WHAT TO DO
Write out the whole of the material exactly.
○ ○ ○ ○ ○ ○ ○
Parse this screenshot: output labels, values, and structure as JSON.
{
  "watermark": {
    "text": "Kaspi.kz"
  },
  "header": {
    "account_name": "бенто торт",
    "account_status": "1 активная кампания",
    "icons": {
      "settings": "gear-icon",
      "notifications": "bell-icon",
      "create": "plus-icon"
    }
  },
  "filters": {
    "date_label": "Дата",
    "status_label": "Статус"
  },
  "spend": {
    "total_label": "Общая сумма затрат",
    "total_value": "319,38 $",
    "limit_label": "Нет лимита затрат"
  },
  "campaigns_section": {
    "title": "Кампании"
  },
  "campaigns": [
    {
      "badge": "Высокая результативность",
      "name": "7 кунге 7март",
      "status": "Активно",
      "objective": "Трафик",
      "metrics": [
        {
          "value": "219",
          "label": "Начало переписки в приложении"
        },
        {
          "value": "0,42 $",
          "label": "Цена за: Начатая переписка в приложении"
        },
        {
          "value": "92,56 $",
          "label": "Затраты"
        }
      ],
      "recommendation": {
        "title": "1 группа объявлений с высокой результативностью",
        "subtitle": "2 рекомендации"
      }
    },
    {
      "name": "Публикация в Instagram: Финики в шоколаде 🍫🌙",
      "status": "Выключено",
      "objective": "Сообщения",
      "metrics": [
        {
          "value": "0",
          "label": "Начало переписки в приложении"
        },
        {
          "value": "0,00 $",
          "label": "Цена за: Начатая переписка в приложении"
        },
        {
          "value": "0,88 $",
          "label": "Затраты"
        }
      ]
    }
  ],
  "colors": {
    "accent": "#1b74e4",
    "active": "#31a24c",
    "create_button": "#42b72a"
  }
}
○ ○ ○ ○ ○ ○ ○
EXERCISE RESPONSE
Parse this screenshot: output labels, values, and structure as JSON.
{
  "watermark": {
    "text": "Kaspi.kz"
  },
  "header": {
    "account_name": "бенто торт",
    "account_status": "1 активная кампания",
    "icons": {
      "settings": "gear-icon",
      "notifications": "bell-icon",
      "create": "plus-icon"
    }
  },
  "filters": {
    "date_label": "Дата",
    "status_label": "Статус"
  },
  "spend": {
    "total_label": "Общая сумма затрат",
    "total_value": "319,38 $",
    "limit_label": "Нет лимита затрат"
  },
  "campaigns_section": {
    "title": "Кампании"
  },
  "campaigns": [
    {
      "badge": "Высокая результативность",
      "name": "7 кунге 7март",
      "status": "Активно",
      "objective": "Трафик",
      "metrics": [
        {
          "value": "219",
          "label": "Начало переписки в приложении"
        },
        {
          "value": "0,42 $",
          "label": "Цена за: Начатая переписка в приложении"
        },
        {
          "value": "92,56 $",
          "label": "Затраты"
        }
      ],
      "recommendation": {
        "title": "1 группа объявлений с высокой результативностью",
        "subtitle": "2 рекомендации"
      }
    },
    {
      "name": "Публикация в Instagram: Финики в шоколаде 🍫🌙",
      "status": "Выключено",
      "objective": "Сообщения",
      "metrics": [
        {
          "value": "0",
          "label": "Начало переписки в приложении"
        },
        {
          "value": "0,00 $",
          "label": "Цена за: Начатая переписка в приложении"
        },
        {
          "value": "0,88 $",
          "label": "Затраты"
        }
      ]
    }
  ],
  "colors": {
    "accent": "#1b74e4",
    "active": "#31a24c",
    "create_button": "#42b72a"
  }
}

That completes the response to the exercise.